_What this task involves_: Gather up every line from the entries below that uses the word "needed".

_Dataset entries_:
<<<<
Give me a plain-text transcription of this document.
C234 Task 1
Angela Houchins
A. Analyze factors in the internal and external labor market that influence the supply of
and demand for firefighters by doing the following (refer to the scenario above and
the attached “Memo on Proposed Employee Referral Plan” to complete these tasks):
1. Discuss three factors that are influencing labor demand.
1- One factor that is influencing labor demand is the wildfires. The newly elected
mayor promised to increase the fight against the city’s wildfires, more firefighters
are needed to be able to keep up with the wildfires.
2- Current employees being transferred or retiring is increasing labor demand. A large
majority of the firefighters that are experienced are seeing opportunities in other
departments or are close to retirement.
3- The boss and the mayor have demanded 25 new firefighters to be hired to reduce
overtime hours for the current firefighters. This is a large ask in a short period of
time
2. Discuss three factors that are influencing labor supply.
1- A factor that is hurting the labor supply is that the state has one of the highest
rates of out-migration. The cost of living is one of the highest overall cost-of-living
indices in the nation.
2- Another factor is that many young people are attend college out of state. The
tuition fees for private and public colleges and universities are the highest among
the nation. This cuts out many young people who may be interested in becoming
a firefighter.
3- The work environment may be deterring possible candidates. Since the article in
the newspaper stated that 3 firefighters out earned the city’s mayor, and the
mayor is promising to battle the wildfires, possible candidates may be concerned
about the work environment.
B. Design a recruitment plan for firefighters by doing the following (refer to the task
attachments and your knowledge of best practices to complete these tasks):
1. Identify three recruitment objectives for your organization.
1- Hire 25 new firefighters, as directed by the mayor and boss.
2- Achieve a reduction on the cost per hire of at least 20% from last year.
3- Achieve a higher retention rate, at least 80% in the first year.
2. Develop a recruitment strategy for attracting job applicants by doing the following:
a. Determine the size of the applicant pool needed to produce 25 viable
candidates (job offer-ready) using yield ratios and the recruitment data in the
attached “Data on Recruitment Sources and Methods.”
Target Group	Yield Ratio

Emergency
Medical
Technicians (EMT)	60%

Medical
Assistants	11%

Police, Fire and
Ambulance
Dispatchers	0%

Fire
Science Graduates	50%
>>>>
_In response_:
are needed to be able to keep up with the wildfires.
a. Determine the size of the applicant pool needed to produce 25 viable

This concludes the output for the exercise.